# Entries
============================================================

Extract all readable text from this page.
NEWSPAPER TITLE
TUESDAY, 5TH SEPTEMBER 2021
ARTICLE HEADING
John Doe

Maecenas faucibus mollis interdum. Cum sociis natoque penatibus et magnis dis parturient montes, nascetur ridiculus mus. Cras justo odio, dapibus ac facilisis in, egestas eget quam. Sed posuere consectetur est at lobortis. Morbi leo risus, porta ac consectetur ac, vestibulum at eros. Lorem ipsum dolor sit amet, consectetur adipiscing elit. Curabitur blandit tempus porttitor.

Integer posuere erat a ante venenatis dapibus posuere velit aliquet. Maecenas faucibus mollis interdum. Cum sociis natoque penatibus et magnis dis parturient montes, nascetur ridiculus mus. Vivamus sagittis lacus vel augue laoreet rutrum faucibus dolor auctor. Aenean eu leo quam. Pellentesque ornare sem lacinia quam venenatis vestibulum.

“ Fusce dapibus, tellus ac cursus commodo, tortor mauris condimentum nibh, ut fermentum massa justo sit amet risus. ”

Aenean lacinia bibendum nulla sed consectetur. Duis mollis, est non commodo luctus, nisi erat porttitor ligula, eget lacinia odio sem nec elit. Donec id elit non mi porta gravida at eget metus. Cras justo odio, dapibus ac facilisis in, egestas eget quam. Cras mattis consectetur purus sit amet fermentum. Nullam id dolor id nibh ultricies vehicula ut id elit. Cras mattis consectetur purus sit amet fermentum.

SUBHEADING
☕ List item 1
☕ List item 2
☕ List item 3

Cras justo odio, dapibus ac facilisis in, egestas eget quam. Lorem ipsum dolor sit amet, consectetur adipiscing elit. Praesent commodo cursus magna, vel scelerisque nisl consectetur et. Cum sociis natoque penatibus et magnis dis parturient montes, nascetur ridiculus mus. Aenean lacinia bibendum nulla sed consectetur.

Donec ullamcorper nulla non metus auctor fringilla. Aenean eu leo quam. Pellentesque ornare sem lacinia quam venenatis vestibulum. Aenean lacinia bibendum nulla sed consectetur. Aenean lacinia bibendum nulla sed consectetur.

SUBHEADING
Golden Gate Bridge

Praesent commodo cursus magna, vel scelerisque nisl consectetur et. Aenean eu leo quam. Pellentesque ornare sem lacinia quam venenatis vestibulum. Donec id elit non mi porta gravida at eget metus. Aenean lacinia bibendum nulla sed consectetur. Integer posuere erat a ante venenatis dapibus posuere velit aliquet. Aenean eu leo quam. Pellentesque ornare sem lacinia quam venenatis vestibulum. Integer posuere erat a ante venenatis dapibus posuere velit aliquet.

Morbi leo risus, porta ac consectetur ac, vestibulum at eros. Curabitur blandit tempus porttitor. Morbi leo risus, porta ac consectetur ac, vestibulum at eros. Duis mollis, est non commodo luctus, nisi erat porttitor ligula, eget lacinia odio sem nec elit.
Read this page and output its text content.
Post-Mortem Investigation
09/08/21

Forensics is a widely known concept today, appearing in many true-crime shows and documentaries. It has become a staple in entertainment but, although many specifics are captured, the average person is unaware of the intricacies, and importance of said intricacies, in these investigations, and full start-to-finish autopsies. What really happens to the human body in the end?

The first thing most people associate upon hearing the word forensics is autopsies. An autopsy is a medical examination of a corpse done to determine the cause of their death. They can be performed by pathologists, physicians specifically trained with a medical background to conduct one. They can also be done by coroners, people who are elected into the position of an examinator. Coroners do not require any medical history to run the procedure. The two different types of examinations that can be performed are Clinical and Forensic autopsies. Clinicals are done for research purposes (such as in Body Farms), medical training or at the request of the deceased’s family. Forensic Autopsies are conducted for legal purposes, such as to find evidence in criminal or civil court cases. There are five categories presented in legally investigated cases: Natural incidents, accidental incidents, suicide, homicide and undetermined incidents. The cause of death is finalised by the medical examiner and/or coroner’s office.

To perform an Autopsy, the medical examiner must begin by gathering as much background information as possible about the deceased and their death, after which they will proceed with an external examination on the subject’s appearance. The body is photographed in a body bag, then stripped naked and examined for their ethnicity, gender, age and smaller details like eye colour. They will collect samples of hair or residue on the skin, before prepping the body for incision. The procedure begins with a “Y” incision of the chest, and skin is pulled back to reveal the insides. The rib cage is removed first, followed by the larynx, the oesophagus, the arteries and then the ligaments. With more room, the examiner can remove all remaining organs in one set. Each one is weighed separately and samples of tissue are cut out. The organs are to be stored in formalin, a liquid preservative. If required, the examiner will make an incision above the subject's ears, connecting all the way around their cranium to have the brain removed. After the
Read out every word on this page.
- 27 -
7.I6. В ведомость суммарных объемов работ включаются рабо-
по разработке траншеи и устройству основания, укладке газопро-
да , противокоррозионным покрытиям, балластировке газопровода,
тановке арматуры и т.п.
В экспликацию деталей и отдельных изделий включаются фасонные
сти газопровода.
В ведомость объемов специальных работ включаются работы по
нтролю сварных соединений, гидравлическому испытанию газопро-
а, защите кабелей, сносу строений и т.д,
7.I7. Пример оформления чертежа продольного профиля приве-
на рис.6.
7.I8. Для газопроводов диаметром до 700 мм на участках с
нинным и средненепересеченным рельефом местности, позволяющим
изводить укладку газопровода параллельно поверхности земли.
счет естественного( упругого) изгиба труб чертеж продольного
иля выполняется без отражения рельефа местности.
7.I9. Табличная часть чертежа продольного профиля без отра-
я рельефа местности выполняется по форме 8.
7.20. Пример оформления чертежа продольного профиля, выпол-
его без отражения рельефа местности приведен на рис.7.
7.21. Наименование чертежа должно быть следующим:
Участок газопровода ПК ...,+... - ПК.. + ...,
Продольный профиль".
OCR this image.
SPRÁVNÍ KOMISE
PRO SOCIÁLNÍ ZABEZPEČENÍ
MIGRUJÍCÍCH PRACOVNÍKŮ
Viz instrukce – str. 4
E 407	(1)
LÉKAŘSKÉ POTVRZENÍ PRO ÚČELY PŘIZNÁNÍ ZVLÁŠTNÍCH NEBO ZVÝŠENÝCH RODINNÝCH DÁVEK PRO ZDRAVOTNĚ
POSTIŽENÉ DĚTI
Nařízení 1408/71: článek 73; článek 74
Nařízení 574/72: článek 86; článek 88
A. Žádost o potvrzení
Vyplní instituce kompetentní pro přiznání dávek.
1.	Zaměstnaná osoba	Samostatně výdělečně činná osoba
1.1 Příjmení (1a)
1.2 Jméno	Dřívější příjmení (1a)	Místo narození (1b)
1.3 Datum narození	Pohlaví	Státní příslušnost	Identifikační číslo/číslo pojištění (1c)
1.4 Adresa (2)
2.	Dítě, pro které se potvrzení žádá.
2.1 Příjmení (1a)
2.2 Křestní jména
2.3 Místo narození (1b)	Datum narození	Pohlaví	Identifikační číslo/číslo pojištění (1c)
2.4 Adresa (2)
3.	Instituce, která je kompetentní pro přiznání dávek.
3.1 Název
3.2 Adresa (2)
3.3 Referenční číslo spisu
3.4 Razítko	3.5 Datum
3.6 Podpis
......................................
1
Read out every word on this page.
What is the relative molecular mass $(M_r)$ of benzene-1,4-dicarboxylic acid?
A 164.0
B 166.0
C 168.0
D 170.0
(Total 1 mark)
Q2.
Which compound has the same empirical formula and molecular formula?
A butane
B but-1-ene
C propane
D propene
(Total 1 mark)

============================================================

# Exercise description
Give back exactly the lines that run from the line with "OCR this image." through the close of the material, counting both ends, and nothing more.

# Output of the exercise
OCR this image.
SPRÁVNÍ KOMISE
PRO SOCIÁLNÍ ZABEZPEČENÍ
MIGRUJÍCÍCH PRACOVNÍKŮ
Viz instrukce – str. 4
E 407	(1)
LÉKAŘSKÉ POTVRZENÍ PRO ÚČELY PŘIZNÁNÍ ZVLÁŠTNÍCH NEBO ZVÝŠENÝCH RODINNÝCH DÁVEK PRO ZDRAVOTNĚ
POSTIŽENÉ DĚTI
Nařízení 1408/71: článek 73; článek 74
Nařízení 574/72: článek 86; článek 88
A. Žádost o potvrzení
Vyplní instituce kompetentní pro přiznání dávek.
1.	Zaměstnaná osoba	Samostatně výdělečně činná osoba
1.1 Příjmení (1a)
1.2 Jméno	Dřívější příjmení (1a)	Místo narození (1b)
1.3 Datum narození	Pohlaví	Státní příslušnost	Identifikační číslo/číslo pojištění (1c)
1.4 Adresa (2)
2.	Dítě, pro které se potvrzení žádá.
2.1 Příjmení (1a)
2.2 Křestní jména
2.3 Místo narození (1b)	Datum narození	Pohlaví	Identifikační číslo/číslo pojištění (1c)
2.4 Adresa (2)
3.	Instituce, která je kompetentní pro přiznání dávek.
3.1 Název
3.2 Adresa (2)
3.3 Referenční číslo spisu
3.4 Razítko	3.5 Datum
3.6 Podpis
......................................
1
Read out every word on this page.
What is the relative molecular mass $(M_r)$ of benzene-1,4-dicarboxylic acid?
A 164.0
B 166.0
C 168.0
D 170.0
(Total 1 mark)
Q2.
Which compound has the same empirical formula and molecular formula?
A butane
B but-1-ene
C propane
D propene
(Total 1 mark)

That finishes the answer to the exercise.